Stored dataset items:
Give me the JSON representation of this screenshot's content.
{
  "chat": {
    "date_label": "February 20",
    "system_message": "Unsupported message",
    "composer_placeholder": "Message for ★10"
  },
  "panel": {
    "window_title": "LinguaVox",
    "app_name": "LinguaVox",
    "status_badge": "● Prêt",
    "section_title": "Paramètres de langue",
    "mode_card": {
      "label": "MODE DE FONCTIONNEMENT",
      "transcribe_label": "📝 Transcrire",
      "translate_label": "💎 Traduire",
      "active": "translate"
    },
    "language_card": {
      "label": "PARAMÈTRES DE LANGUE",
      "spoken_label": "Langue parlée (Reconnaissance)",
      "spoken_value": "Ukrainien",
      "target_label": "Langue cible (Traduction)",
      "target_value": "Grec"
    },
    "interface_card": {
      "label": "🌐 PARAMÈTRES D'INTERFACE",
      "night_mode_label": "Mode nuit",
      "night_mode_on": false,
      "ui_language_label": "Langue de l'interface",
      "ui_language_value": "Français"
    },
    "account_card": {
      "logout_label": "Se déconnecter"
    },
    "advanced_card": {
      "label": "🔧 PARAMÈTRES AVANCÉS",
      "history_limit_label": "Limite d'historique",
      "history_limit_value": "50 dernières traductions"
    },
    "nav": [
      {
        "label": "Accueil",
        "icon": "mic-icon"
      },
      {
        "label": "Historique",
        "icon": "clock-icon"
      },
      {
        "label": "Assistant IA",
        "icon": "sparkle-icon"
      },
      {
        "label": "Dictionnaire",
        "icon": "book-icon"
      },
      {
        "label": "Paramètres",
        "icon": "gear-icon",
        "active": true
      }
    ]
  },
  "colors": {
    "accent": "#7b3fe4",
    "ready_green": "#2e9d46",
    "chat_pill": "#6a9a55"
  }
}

*EXERCISE OBJECTIVE*: Give back all the data exactly as written.

*OUTPUT*:
Give me the JSON representation of this screenshot's content.
{
  "chat": {
    "date_label": "February 20",
    "system_message": "Unsupported message",
    "composer_placeholder": "Message for ★10"
  },
  "panel": {
    "window_title": "LinguaVox",
    "app_name": "LinguaVox",
    "status_badge": "● Prêt",
    "section_title": "Paramètres de langue",
    "mode_card": {
      "label": "MODE DE FONCTIONNEMENT",
      "transcribe_label": "📝 Transcrire",
      "translate_label": "💎 Traduire",
      "active": "translate"
    },
    "language_card": {
      "label": "PARAMÈTRES DE LANGUE",
      "spoken_label": "Langue parlée (Reconnaissance)",
      "spoken_value": "Ukrainien",
      "target_label": "Langue cible (Traduction)",
      "target_value": "Grec"
    },
    "interface_card": {
      "label": "🌐 PARAMÈTRES D'INTERFACE",
      "night_mode_label": "Mode nuit",
      "night_mode_on": false,
      "ui_language_label": "Langue de l'interface",
      "ui_language_value": "Français"
    },
    "account_card": {
      "logout_label": "Se déconnecter"
    },
    "advanced_card": {
      "label": "🔧 PARAMÈTRES AVANCÉS",
      "history_limit_label": "Limite d'historique",
      "history_limit_value": "50 dernières traductions"
    },
    "nav": [
      {
        "label": "Accueil",
        "icon": "mic-icon"
      },
      {
        "label": "Historique",
        "icon": "clock-icon"
      },
      {
        "label": "Assistant IA",
        "icon": "sparkle-icon"
      },
      {
        "label": "Dictionnaire",
        "icon": "book-icon"
      },
      {
        "label": "Paramètres",
        "icon": "gear-icon",
        "active": true
      }
    ]
  },
  "colors": {
    "accent": "#7b3fe4",
    "ready_green": "#2e9d46",
    "chat_pill": "#6a9a55"
  }
}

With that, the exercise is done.